__Problem requirements__: All of the data needs to be repeated exactly.

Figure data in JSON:
====

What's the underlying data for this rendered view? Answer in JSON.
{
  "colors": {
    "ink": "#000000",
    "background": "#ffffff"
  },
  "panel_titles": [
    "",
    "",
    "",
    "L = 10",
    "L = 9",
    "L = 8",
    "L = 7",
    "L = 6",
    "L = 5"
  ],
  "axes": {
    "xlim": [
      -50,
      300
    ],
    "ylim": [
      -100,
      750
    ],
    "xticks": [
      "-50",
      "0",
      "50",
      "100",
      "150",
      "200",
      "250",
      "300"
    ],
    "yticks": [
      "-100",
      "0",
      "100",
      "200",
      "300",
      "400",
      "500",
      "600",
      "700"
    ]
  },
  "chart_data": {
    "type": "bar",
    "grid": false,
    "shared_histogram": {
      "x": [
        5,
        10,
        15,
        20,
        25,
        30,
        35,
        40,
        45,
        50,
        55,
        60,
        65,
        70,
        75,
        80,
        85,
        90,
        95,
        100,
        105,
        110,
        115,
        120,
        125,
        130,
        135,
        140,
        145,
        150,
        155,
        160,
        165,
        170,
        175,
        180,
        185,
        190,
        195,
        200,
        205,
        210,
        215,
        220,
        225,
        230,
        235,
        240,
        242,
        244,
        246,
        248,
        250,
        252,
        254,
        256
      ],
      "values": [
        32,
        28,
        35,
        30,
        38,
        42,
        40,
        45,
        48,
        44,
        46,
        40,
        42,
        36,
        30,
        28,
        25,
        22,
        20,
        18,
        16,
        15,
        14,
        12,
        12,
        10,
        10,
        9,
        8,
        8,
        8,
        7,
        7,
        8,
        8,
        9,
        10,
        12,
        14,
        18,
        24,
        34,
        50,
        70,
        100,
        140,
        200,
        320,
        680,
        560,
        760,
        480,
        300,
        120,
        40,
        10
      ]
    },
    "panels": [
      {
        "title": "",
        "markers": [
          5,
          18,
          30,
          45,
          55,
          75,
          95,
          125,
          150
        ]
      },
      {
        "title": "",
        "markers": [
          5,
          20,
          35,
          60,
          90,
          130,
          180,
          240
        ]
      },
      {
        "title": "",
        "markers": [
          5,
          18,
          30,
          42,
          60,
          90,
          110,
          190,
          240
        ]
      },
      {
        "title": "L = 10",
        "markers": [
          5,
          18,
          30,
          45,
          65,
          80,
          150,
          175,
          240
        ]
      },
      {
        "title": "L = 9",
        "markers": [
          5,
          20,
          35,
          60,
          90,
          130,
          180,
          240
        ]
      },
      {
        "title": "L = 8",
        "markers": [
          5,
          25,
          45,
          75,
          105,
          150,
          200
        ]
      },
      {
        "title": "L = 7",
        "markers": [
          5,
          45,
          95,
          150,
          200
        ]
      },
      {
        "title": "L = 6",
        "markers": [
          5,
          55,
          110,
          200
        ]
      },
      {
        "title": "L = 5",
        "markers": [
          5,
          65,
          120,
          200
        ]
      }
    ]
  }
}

====

__Result of this exercise__:
What's the underlying data for this rendered view? Answer in JSON.
{
  "colors": {
    "ink": "#000000",
    "background": "#ffffff"
  },
  "panel_titles": [
    "",
    "",
    "",
    "L = 10",
    "L = 9",
    "L = 8",
    "L = 7",
    "L = 6",
    "L = 5"
  ],
  "axes": {
    "xlim": [
      -50,
      300
    ],
    "ylim": [
      -100,
      750
    ],
    "xticks": [
      "-50",
      "0",
      "50",
      "100",
      "150",
      "200",
      "250",
      "300"
    ],
    "yticks": [
      "-100",
      "0",
      "100",
      "200",
      "300",
      "400",
      "500",
      "600",
      "700"
    ]
  },
  "chart_data": {
    "type": "bar",
    "grid": false,
    "shared_histogram": {
      "x": [
        5,
        10,
        15,
        20,
        25,
        30,
        35,
        40,
        45,
        50,
        55,
        60,
        65,
        70,
        75,
        80,
        85,
        90,
        95,
        100,
        105,
        110,
        115,
        120,
        125,
        130,
        135,
        140,
        145,
        150,
        155,
        160,
        165,
        170,
        175,
        180,
        185,
        190,
        195,
        200,
        205,
        210,
        215,
        220,
        225,
        230,
        235,
        240,
        242,
        244,
        246,
        248,
        250,
        252,
        254,
        256
      ],
      "values": [
        32,
        28,
        35,
        30,
        38,
        42,
        40,
        45,
        48,
        44,
        46,
        40,
        42,
        36,
        30,
        28,
        25,
        22,
        20,
        18,
        16,
        15,
        14,
        12,
        12,
        10,
        10,
        9,
        8,
        8,
        8,
        7,
        7,
        8,
        8,
        9,
        10,
        12,
        14,
        18,
        24,
        34,
        50,
        70,
        100,
        140,
        200,
        320,
        680,
        560,
        760,
        480,
        300,
        120,
        40,
        10
      ]
    },
    "panels": [
      {
        "title": "",
        "markers": [
          5,
          18,
          30,
          45,
          55,
          75,
          95,
          125,
          150
        ]
      },
      {
        "title": "",
        "markers": [
          5,
          20,
          35,
          60,
          90,
          130,
          180,
          240
        ]
      },
      {
        "title": "",
        "markers": [
          5,
          18,
          30,
          42,
          60,
          90,
          110,
          190,
          240
        ]
      },
      {
        "title": "L = 10",
        "markers": [
          5,
          18,
          30,
          45,
          65,
          80,
          150,
          175,
          240
        ]
      },
      {
        "title": "L = 9",
        "markers": [
          5,
          20,
          35,
          60,
          90,
          130,
          180,
          240
        ]
      },
      {
        "title": "L = 8",
        "markers": [
          5,
          25,
          45,
          75,
          105,
          150,
          200
        ]
      },
      {
        "title": "L = 7",
        "markers": [
          5,
          45,
          95,
          150,
          200
        ]
      },
      {
        "title": "L = 6",
        "markers": [
          5,
          55,
          110,
          200
        ]
      },
      {
        "title": "L = 5",
        "markers": [
          5,
          65,
          120,
          200
        ]
      }
    ]
  }
}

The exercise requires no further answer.